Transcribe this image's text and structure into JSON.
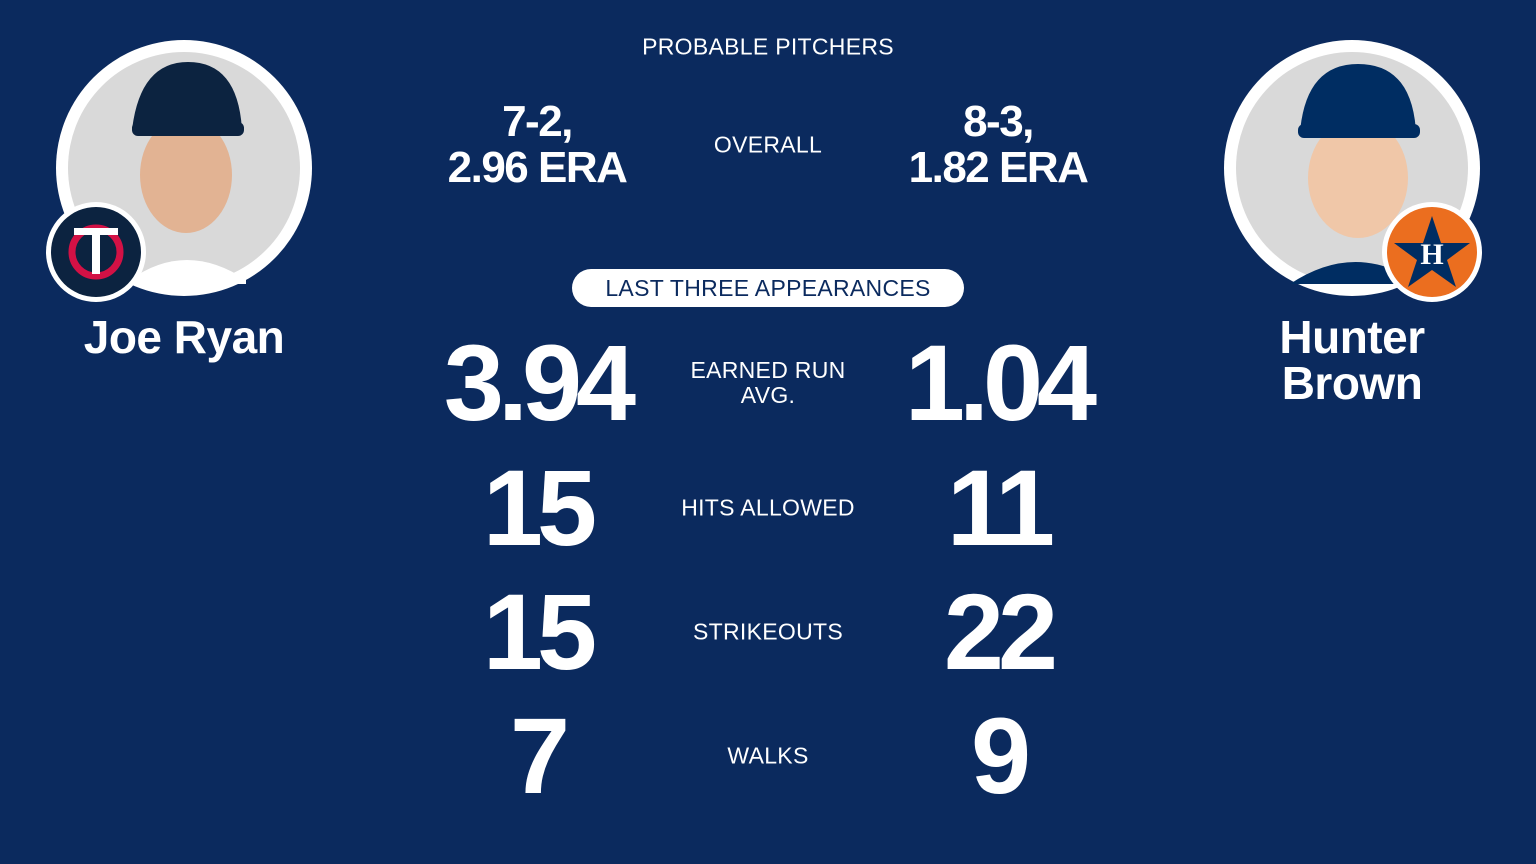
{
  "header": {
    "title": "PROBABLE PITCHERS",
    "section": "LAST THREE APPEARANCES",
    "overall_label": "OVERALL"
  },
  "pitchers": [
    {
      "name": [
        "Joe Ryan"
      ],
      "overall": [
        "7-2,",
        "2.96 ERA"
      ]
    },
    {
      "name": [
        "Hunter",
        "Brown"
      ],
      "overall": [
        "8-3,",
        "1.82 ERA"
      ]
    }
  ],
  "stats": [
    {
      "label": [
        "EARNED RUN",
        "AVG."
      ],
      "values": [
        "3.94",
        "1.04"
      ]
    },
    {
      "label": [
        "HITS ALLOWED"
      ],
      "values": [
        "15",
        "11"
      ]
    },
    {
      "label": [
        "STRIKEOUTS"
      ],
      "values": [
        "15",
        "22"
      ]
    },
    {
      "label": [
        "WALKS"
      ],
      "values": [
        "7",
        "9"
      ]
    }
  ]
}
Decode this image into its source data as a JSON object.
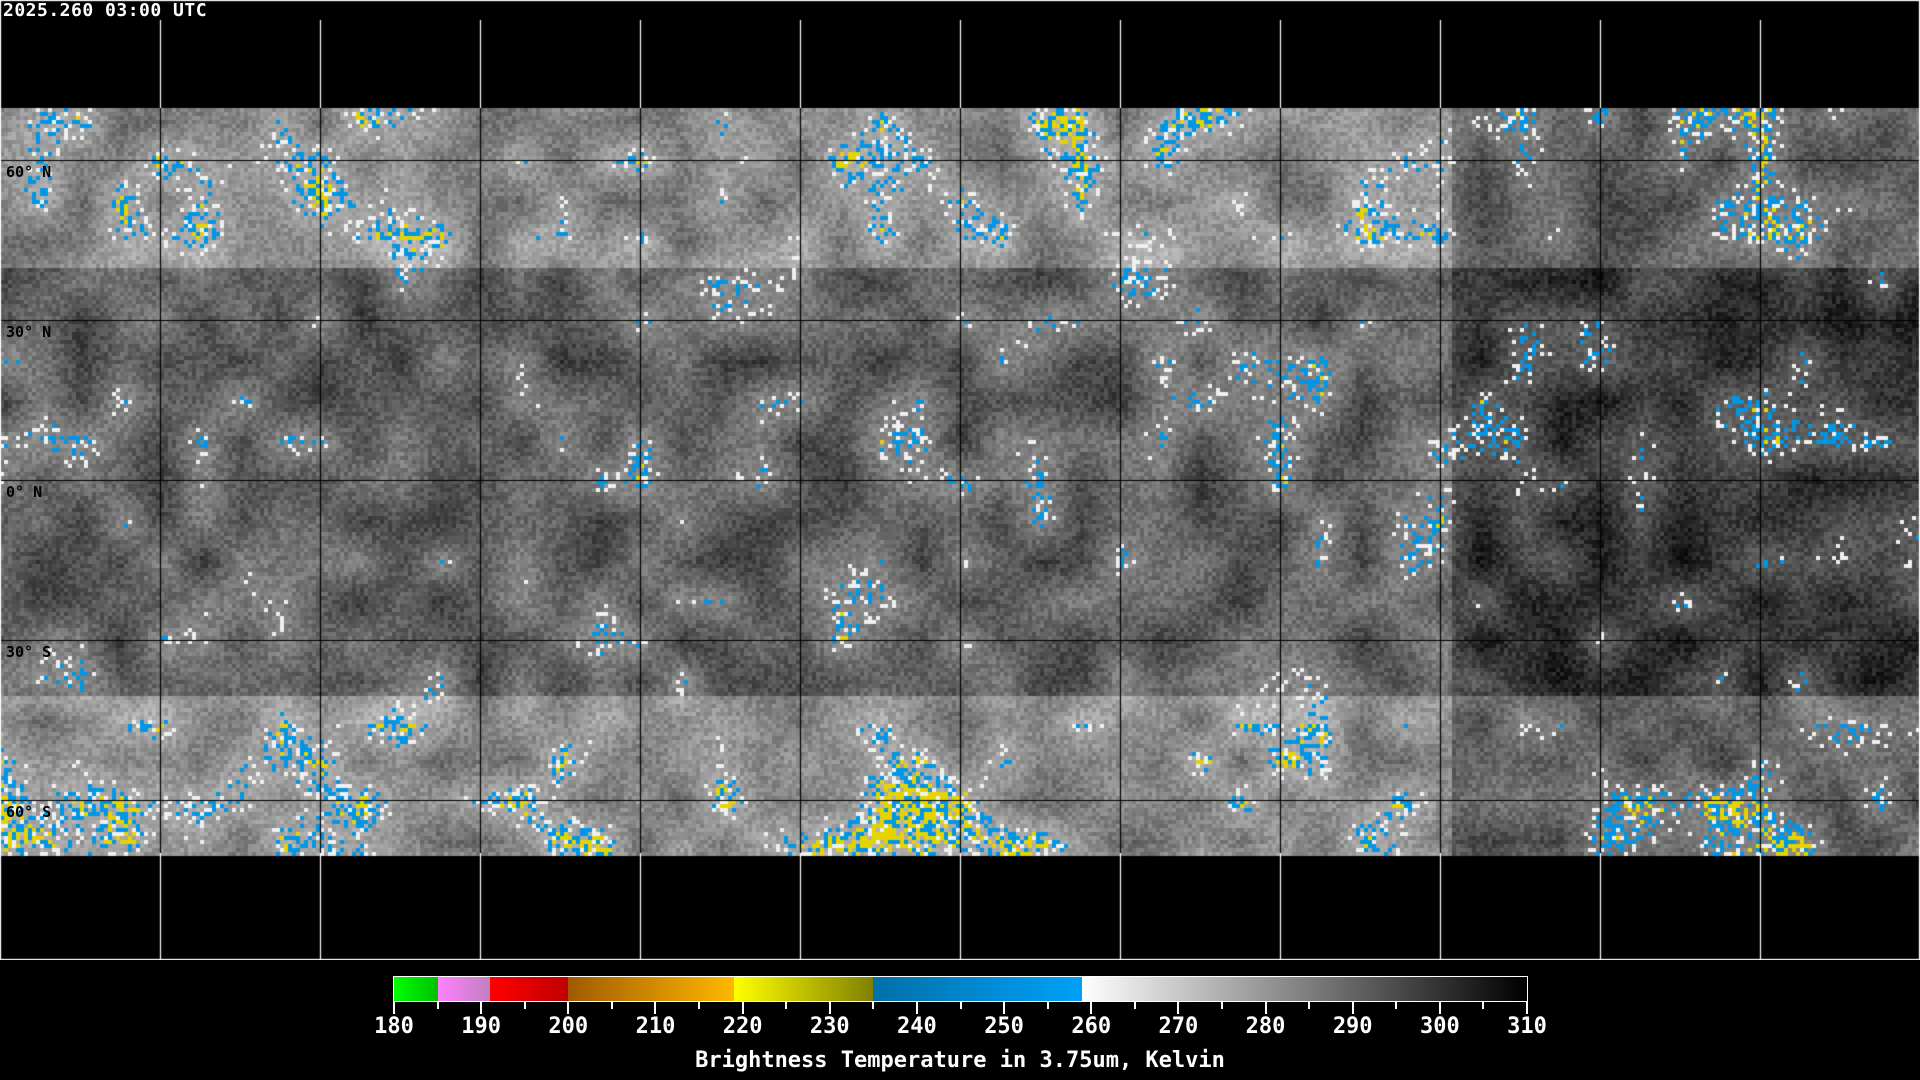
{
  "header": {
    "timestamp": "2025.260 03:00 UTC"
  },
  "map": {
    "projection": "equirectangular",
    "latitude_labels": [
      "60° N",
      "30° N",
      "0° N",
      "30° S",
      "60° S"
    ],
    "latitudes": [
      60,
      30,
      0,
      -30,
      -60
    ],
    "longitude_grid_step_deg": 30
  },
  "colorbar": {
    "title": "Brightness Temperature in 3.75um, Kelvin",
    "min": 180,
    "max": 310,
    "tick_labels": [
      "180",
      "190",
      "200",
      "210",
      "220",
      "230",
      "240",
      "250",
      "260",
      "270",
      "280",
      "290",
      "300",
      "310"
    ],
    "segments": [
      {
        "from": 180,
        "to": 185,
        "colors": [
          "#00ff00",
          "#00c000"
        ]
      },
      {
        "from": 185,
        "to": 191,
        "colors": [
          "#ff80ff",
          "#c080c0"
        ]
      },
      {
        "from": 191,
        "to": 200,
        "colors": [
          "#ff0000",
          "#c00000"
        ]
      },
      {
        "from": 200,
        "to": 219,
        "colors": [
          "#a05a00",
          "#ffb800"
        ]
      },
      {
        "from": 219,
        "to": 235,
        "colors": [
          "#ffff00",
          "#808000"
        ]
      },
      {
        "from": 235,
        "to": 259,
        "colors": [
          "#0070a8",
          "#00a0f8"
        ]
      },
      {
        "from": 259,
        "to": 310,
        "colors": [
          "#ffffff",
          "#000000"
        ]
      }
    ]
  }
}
_ _ _ _ _ _ _
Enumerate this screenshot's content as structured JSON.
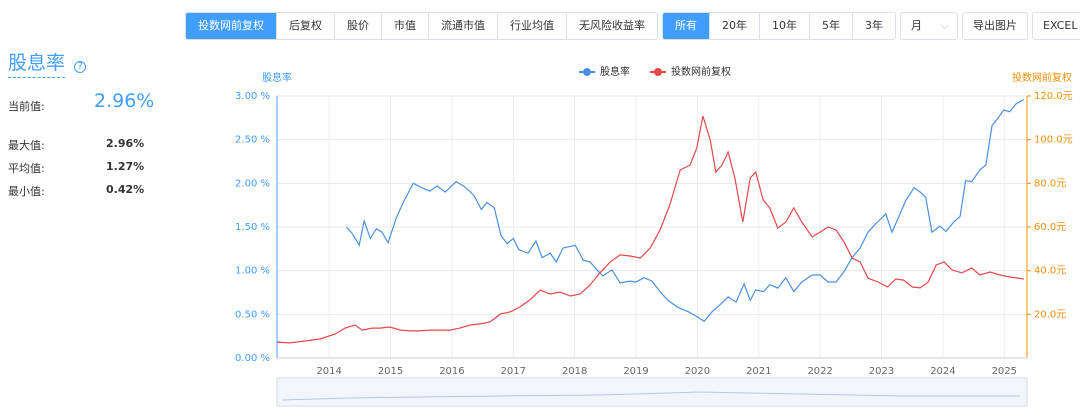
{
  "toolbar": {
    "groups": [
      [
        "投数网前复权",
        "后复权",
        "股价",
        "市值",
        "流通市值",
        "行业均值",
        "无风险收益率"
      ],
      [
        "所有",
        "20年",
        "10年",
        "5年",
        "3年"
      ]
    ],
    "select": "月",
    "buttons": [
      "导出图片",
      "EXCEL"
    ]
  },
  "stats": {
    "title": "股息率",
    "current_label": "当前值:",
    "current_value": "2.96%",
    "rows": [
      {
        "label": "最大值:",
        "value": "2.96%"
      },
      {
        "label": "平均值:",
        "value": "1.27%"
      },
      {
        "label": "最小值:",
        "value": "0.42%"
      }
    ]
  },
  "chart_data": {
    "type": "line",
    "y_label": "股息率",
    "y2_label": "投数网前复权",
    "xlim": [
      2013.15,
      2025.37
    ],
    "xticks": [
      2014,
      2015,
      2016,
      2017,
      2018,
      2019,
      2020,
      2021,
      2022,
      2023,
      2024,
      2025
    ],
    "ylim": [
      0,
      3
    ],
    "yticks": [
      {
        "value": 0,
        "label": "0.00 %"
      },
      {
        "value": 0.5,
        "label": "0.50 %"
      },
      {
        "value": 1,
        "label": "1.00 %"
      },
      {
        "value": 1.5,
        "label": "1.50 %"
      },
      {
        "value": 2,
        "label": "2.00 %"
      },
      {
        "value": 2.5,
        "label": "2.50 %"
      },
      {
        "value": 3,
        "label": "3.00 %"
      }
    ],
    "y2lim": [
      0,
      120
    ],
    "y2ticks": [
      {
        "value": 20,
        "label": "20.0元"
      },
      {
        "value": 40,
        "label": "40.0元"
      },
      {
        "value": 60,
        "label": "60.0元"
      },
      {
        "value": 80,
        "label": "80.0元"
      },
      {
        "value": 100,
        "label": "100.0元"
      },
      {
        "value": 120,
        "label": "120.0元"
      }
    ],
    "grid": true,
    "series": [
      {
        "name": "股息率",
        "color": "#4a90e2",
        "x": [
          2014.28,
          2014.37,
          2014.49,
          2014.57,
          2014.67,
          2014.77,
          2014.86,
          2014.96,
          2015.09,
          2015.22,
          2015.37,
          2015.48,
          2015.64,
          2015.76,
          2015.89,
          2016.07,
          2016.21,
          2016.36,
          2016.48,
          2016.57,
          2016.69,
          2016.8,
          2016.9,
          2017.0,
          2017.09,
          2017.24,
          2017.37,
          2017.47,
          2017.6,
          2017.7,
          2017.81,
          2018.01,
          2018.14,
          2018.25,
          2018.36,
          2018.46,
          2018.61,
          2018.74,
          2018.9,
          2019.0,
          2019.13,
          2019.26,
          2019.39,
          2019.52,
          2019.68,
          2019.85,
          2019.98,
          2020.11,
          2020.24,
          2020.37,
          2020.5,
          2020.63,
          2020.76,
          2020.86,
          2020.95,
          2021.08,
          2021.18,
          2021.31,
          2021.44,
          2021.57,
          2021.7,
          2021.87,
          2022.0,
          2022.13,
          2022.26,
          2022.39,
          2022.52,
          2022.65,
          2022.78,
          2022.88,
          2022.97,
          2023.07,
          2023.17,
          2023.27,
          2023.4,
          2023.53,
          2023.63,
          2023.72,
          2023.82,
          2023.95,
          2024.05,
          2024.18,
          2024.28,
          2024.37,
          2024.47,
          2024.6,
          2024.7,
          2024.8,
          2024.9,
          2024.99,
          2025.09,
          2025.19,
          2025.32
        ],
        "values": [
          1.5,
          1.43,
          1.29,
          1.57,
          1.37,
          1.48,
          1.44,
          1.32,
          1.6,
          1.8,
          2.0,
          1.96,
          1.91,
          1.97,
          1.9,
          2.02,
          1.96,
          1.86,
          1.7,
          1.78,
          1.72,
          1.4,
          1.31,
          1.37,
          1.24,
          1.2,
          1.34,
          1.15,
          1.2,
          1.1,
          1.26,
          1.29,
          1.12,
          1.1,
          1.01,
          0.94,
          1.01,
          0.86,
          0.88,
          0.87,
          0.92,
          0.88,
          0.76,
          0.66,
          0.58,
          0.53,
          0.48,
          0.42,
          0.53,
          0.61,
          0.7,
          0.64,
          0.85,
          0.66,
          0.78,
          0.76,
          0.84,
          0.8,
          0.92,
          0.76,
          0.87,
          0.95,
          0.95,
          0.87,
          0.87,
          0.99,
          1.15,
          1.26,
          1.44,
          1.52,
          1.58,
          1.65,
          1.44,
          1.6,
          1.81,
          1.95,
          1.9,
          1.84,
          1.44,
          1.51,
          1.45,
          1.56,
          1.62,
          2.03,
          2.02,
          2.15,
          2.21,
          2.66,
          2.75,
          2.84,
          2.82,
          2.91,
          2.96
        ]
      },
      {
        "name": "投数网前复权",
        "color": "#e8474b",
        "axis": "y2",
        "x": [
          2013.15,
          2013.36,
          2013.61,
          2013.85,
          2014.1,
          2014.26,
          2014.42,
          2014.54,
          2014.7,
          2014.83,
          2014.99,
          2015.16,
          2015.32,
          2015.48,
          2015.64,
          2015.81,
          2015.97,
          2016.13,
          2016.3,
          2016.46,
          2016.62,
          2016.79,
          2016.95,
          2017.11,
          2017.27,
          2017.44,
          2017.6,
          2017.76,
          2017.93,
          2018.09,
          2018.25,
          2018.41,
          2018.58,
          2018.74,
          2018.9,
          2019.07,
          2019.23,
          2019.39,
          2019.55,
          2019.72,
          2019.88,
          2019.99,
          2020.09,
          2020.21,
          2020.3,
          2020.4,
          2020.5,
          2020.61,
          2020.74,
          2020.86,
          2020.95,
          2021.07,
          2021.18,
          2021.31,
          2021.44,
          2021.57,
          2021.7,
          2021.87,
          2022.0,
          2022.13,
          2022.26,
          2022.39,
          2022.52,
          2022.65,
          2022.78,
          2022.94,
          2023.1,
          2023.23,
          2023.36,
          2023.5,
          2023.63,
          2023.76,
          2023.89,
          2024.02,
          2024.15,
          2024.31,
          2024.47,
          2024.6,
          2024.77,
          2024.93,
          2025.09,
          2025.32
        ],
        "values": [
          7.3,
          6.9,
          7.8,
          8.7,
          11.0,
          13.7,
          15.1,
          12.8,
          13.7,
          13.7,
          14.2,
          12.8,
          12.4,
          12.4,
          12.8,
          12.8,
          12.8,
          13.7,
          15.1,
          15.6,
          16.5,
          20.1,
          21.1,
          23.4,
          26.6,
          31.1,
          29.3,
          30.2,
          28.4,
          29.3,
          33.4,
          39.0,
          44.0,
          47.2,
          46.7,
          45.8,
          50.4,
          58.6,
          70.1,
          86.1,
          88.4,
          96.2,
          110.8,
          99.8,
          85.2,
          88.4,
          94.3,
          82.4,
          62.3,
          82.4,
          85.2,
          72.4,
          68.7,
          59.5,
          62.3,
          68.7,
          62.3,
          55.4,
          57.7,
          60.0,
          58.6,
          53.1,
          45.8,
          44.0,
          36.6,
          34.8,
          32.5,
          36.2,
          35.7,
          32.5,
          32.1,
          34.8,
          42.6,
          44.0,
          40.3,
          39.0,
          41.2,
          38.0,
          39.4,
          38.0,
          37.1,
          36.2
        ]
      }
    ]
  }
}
_ _ _ _ _ _ _
▶ What is needed: Scan the listing above and copy all lines containing the word "this".

▶ Result:
Transcribe this image's text and structure into JSON.
Decode this image into its source data as a JSON object.
Enumerate this screenshot's content as structured JSON.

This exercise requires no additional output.